─── Página

Scream

Juguemos a ser asesinos psicópatas

Por Emiliano Fernández

La aparición de Scream (1996) no significó un resurgimiento real del slasher, como se suele repetir automáticamente entre el público y la crítica, sino más bien su partida de defunción ya que el hecho de sistematizar de manera maniática y detallista su estructura formal en pantalla, mediante constantes comentarios metadiscursivos y burlas a estereotipos y vueltas de tuerca ya ampliamente quemadas, llevó al grueso de los fanáticos, esos que sinceramente no suelen reflexionar demasiado acerca de las implicancias de la narración cinematográfica, a tomar conciencia sobre cómo estaba construido el subgénero en cuestión, uno de los más simples, baratos, exitosos, extendidos y redundantes de los 70, 80 y 90, símbolo tanto del empobrecimiento del terror como de la sutil variedad que anidaba en su interior. Es verdad que para aquellas postrimerías del Siglo XX el slasher ya estaba condenado a lanzamientos “directo a video” y lo poco que aún llegaba a salas tradicionales respondía a la lógica de las secuelas infinitas dentro del modelo de negocios de la franquicia, no obstante lejos estuvo la película de Wes Craven, escrita con gran esmero por Kevin Williamson, de reconducir el asunto hacia una nueva edad de oro porque su estela fue mínima y se redujo a otras faenas con la firma de Williamson, como Sé lo que Hicieron el Verano Pasado (I Know What You Did Last Summer, 1997), de Jim Gillespie, y Aulas Peligrosas (The Faculty, 1998), de Robert Rodríguez, y trabajos sueltos a lo Leyenda Urbana (Urban Legend, 1998), de Jamie Blanks, Cherry Falls (2000), de Geoffrey Wright, y Camino hacia el Terror (Wrong Turn, 2003), de Rob Schmidt, amén de la pata sobrenatural de Destino Final (Final Destination, 2000), de James Wong, y Jeepers Creepers (2001), de Victor Salva, en suma una dinámica de la excepción que se extiende hasta nuestro presente y que ofrece una constante versión lavada de desnudos y sangre a borbotones de aquella algarabía en vendaval de las décadas previas, donde sí era posible encontrar olas y olas de películas que llegaban desde una comarca indie a la que le importaba un comino la corrección política y la asepsia de MTV y de la publicidad porque lo suyo era el Grand Guignol a toda pompa y no la introducción de estrellas adolescentes en papeles centrales, ya conocidas desde antes, para atraer a todos los autómatas que sólo consumen cine norteamericano en su acepción mainstream altisonante.

──────
─── Datos proporcionados

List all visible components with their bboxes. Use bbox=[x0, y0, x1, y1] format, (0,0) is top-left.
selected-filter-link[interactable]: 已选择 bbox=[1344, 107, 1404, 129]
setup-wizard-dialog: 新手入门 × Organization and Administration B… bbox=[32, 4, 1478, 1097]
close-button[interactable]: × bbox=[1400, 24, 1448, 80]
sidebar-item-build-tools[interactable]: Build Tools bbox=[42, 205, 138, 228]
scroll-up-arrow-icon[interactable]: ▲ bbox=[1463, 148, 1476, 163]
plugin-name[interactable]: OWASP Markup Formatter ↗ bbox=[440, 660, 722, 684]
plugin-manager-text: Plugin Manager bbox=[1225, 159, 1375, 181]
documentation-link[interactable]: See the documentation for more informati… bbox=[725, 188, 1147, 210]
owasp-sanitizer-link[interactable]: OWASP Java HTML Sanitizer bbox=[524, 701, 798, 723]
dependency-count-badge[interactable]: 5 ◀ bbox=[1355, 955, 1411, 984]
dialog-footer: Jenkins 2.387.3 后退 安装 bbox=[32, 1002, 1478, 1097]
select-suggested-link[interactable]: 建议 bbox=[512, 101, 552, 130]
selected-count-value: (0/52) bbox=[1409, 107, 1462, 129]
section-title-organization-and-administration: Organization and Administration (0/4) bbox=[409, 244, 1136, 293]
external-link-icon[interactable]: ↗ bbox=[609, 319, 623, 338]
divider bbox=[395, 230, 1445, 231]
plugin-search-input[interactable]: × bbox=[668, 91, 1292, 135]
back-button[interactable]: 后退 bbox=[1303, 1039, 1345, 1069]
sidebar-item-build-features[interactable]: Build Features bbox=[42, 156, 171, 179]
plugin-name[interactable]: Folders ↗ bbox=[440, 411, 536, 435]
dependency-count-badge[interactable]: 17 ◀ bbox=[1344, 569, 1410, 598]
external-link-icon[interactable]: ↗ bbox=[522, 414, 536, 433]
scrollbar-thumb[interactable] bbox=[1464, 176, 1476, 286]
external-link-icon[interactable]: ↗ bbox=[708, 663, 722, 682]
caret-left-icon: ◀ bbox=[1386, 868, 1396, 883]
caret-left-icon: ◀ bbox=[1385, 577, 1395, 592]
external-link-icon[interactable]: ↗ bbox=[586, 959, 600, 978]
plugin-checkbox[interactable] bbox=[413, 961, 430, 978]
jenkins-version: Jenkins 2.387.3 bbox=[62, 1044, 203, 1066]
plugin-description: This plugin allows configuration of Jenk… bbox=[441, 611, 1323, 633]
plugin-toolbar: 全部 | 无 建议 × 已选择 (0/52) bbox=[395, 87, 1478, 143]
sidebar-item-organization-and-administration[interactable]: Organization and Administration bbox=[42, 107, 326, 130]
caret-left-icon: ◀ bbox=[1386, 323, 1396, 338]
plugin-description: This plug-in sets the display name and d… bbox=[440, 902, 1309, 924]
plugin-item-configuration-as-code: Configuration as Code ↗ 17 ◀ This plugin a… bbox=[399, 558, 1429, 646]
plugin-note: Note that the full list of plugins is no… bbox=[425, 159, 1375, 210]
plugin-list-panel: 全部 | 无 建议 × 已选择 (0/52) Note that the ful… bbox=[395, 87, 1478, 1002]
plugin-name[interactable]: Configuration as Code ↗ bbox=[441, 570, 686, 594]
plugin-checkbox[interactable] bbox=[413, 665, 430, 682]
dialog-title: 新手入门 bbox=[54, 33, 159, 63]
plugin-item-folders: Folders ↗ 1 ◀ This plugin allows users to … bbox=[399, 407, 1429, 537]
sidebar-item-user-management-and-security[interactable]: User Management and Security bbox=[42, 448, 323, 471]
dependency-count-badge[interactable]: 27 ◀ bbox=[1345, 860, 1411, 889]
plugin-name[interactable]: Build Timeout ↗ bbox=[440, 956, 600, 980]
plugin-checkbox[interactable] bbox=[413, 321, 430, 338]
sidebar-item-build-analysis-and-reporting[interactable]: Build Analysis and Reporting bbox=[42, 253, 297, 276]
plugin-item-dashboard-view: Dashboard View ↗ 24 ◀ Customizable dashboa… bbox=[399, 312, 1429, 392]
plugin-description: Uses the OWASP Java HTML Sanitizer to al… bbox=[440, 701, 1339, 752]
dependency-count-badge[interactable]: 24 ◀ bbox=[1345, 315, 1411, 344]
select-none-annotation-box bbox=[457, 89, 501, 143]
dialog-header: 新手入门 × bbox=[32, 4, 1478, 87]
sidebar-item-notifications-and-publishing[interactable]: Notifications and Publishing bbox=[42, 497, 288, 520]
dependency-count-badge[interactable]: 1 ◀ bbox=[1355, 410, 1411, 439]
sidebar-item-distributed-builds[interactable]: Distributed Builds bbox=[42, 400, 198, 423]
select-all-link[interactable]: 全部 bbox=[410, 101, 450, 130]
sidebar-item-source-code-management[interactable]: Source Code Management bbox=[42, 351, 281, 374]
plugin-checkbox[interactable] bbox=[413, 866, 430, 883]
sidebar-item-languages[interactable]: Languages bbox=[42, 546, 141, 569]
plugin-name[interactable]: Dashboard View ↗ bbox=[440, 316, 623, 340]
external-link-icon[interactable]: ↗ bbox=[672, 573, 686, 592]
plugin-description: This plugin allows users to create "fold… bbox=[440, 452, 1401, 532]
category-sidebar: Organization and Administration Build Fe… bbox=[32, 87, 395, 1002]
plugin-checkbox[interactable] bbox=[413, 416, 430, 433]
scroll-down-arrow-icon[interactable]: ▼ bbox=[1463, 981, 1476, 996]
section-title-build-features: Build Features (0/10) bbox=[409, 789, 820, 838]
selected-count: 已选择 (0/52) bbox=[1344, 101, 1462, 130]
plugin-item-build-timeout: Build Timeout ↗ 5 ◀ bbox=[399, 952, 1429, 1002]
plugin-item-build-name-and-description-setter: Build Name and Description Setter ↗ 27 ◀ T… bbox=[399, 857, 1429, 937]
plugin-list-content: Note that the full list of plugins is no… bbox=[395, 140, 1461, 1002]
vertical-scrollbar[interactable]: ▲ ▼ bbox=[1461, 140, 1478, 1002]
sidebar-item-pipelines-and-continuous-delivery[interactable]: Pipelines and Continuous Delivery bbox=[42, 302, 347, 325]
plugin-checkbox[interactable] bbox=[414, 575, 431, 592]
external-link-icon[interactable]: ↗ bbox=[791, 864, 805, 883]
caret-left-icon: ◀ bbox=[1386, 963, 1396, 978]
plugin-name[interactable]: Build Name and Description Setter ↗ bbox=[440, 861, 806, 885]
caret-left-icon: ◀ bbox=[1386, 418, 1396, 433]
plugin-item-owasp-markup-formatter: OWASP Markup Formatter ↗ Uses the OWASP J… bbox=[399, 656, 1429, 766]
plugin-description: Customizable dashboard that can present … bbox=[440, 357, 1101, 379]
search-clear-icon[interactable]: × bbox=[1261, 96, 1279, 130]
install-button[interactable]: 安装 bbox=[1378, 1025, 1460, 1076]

──────

Ejercicios:
1. ¿Quién escribió la película de Wes Craven, según la reseña sobre Scream?
2. Retoma la reseña sobre Scream y prosíguela a partir de su última oración.

Respuestas:
1. Kevin Williamson.

2.
Como si se tratase de una versión bastardeada/ degradada de la jugada de incorporar a Ellen Burstyn y Max von Sydow en El Exorcista (The Exorcist, 1973), joya de William Friedkin, a Gregory Peck y Lee Remick en La Profecía (The Omen, 1976), de Richard Donner, y a Jack Nicholson y Shelley Duvall en El Resplandor (The Shining, 1980), faena de Stanley Kubrick, el slasher posmoderno de Scream y sus clones, orientados a esos consumidores de pocas luces de los que hablábamos con anterioridad aunque también craneado desde esa infantilización castrada del marketing apto para todo público de los grandes estudios de los 90 en adelante, hace lo propio con rostros conocidos como por ejemplo Drew Barrymore, famosa por aquellos trabajos iniciales en E.T. El Extraterrestre (E.T. the Extra-Terrestrial, 1982), de Steven Spielberg, Llamas de Venganza (Firestarter, 1984), de Mark L. Lester, y Los Ojos del Gato (Cat’s Eye, 1985), de Lewis Teague, Neve Campbell, célebre por la serie de la época Cinco en Familia (Party of Five, 1994-2000) y en especial por Jóvenes Brujas (The Craft, 1996), de Andrew Fleming, Courteney Cox, una veterana que había aparecido en Amos del Universo (Masters of the Universe, 1987), de Gary Goddard, Cocoon 2: El Regreso (Cocoon: The Return, 1988), convite de Daniel Petrie, Ace Ventura: Detective de Mascotas (Ace Ventura: Pet Detective, 1994), de Tom Shadyac, y por supuesto Friends (1994-2004), el mega éxito de la NBC, y finalmente David Arquette, no sólo hermano de Rosanna y Patricia Arquette sino un actor que había trabajado en la gran pantalla en Buffy, la Caza Vampiros (Buffy, the Vampire Slayer, 1992), de Fran Rubel Kuzui, y Salvaje Bill (Wild Bill, 1995), de Walter Hill. Justo como The Rocky Horror Picture Show (1975), de Jim Sharman, y Fundido a Negro (Fade to Black, 1980), de Vernon Zimmerman, pensaban el acervo del terror clásico de la primera mitad del Siglo XX, la primera desde la comedia y el musical y la segunda desde esta misma cinefilia pero más volcada al drama descarnado de homicida demente, Scream indaga en la frontera entre la realidad y la fantasía inducida por el arte, algo anticipado por el propio Craven en La Nueva Pesadilla (New Nightmare, 1994), su primera y fallida incursión en el metaterror autorreferencial, en esa oportunidad acerca de su criatura ochentosa de cabecera, el amigo Freddy Krueger (Robert Englund).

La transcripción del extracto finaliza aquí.